TASK PROMPT: From the listing that follows, output everything exactly except the pictures.

TASK DATA:

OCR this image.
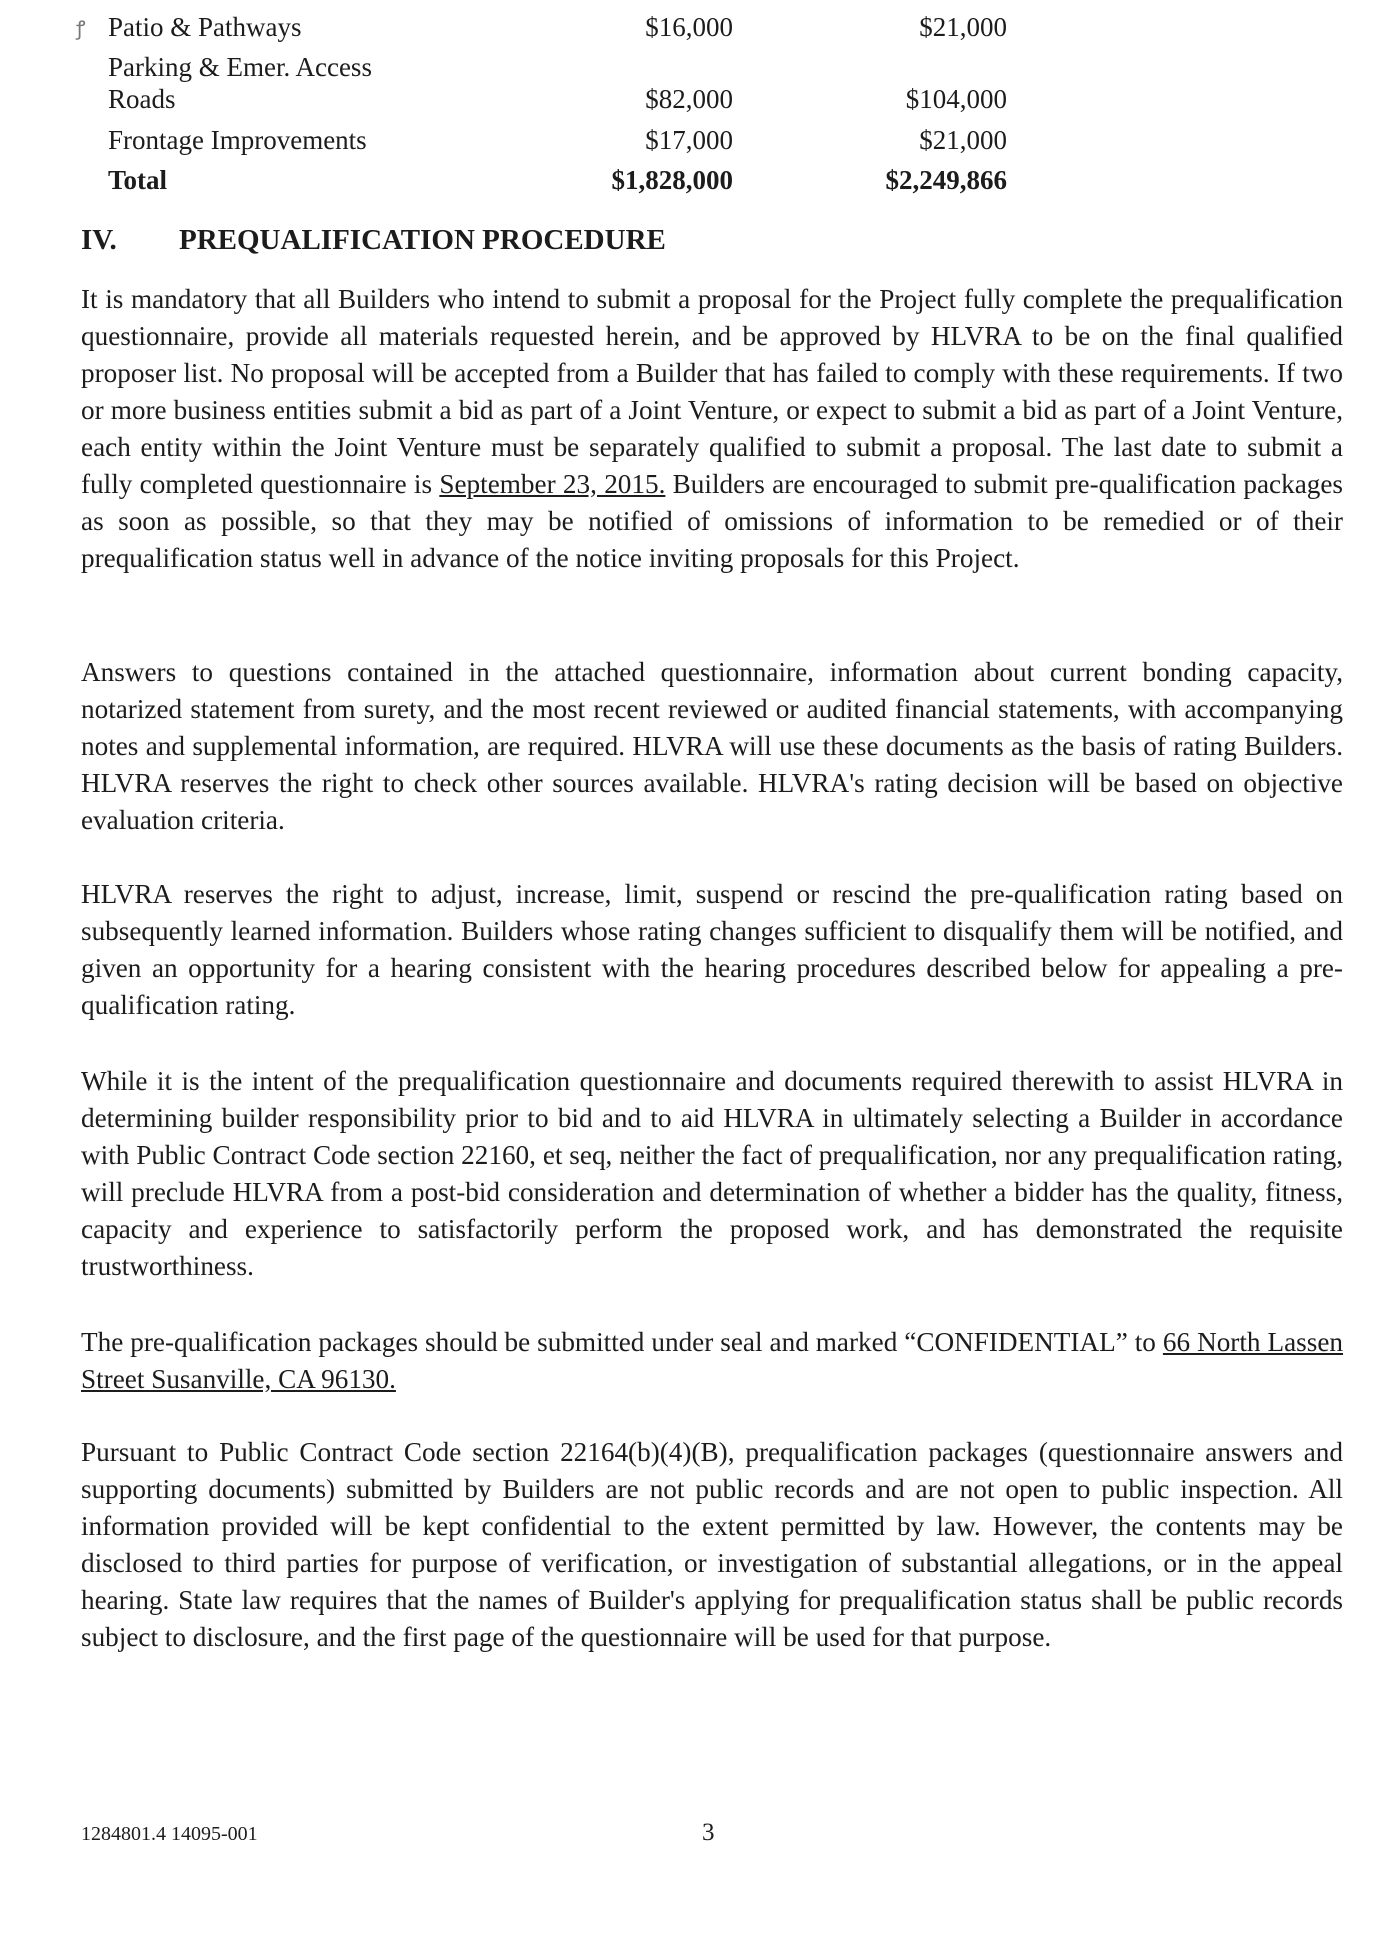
ꝭ Patio & Pathways	$16,000	$21,000
Parking & Emer. Access
Roads	$82,000	$104,000
Frontage Improvements	$17,000	$21,000
Total	$1,828,000	$2,249,866
IV. PREQUALIFICATION PROCEDURE

It is mandatory that all Builders who intend to submit a proposal for the Project fully complete the prequalification questionnaire, provide all materials requested herein, and be approved by HLVRA to be on the final qualified proposer list. No proposal will be accepted from a Builder that has failed to comply with these requirements. If two or more business entities submit a bid as part of a Joint Venture, or expect to submit a bid as part of a Joint Venture, each entity within the Joint Venture must be separately qualified to submit a proposal. The last date to submit a fully completed questionnaire is September 23, 2015. Builders are encouraged to submit pre-qualification packages as soon as possible, so that they may be notified of omissions of information to be remedied or of their prequalification status well in advance of the notice inviting proposals for this Project.

Answers to questions contained in the attached questionnaire, information about current bonding capacity, notarized statement from surety, and the most recent reviewed or audited financial statements, with accompanying notes and supplemental information, are required. HLVRA will use these documents as the basis of rating Builders. HLVRA reserves the right to check other sources available. HLVRA's rating decision will be based on objective evaluation criteria.

HLVRA reserves the right to adjust, increase, limit, suspend or rescind the pre-qualification rating based on subsequently learned information. Builders whose rating changes sufficient to disqualify them will be notified, and given an opportunity for a hearing consistent with the hearing procedures described below for appealing a pre-qualification rating.

While it is the intent of the prequalification questionnaire and documents required therewith to assist HLVRA in determining builder responsibility prior to bid and to aid HLVRA in ultimately selecting a Builder in accordance with Public Contract Code section 22160, et seq, neither the fact of prequalification, nor any prequalification rating, will preclude HLVRA from a post-bid consideration and determination of whether a bidder has the quality, fitness, capacity and experience to satisfactorily perform the proposed work, and has demonstrated the requisite trustworthiness.

The pre-qualification packages should be submitted under seal and marked “CONFIDENTIAL” to 66 North Lassen Street Susanville, CA 96130.

Pursuant to Public Contract Code section 22164(b)(4)(B), prequalification packages (questionnaire answers and supporting documents) submitted by Builders are not public records and are not open to public inspection. All information provided will be kept confidential to the extent permitted by law. However, the contents may be disclosed to third parties for purpose of verification, or investigation of substantial allegations, or in the appeal hearing. State law requires that the names of Builder's applying for prequalification status shall be public records subject to disclosure, and the first page of the questionnaire will be used for that purpose.

1284801.4 14095-001	3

EXERCISE ANSWER:
OCR this image.
ꝭ Patio & Pathways	$16,000	$21,000
Parking & Emer. Access
Roads	$82,000	$104,000
Frontage Improvements	$17,000	$21,000
Total	$1,828,000	$2,249,866
IV. PREQUALIFICATION PROCEDURE

It is mandatory that all Builders who intend to submit a proposal for the Project fully complete the prequalification questionnaire, provide all materials requested herein, and be approved by HLVRA to be on the final qualified proposer list. No proposal will be accepted from a Builder that has failed to comply with these requirements. If two or more business entities submit a bid as part of a Joint Venture, or expect to submit a bid as part of a Joint Venture, each entity within the Joint Venture must be separately qualified to submit a proposal. The last date to submit a fully completed questionnaire is September 23, 2015. Builders are encouraged to submit pre-qualification packages as soon as possible, so that they may be notified of omissions of information to be remedied or of their prequalification status well in advance of the notice inviting proposals for this Project.

Answers to questions contained in the attached questionnaire, information about current bonding capacity, notarized statement from surety, and the most recent reviewed or audited financial statements, with accompanying notes and supplemental information, are required. HLVRA will use these documents as the basis of rating Builders. HLVRA reserves the right to check other sources available. HLVRA's rating decision will be based on objective evaluation criteria.

HLVRA reserves the right to adjust, increase, limit, suspend or rescind the pre-qualification rating based on subsequently learned information. Builders whose rating changes sufficient to disqualify them will be notified, and given an opportunity for a hearing consistent with the hearing procedures described below for appealing a pre-qualification rating.

While it is the intent of the prequalification questionnaire and documents required therewith to assist HLVRA in determining builder responsibility prior to bid and to aid HLVRA in ultimately selecting a Builder in accordance with Public Contract Code section 22160, et seq, neither the fact of prequalification, nor any prequalification rating, will preclude HLVRA from a post-bid consideration and determination of whether a bidder has the quality, fitness, capacity and experience to satisfactorily perform the proposed work, and has demonstrated the requisite trustworthiness.

The pre-qualification packages should be submitted under seal and marked “CONFIDENTIAL” to 66 North Lassen Street Susanville, CA 96130.

Pursuant to Public Contract Code section 22164(b)(4)(B), prequalification packages (questionnaire answers and supporting documents) submitted by Builders are not public records and are not open to public inspection. All information provided will be kept confidential to the extent permitted by law. However, the contents may be disclosed to third parties for purpose of verification, or investigation of substantial allegations, or in the appeal hearing. State law requires that the names of Builder's applying for prequalification status shall be public records subject to disclosure, and the first page of the questionnaire will be used for that purpose.

1284801.4 14095-001	3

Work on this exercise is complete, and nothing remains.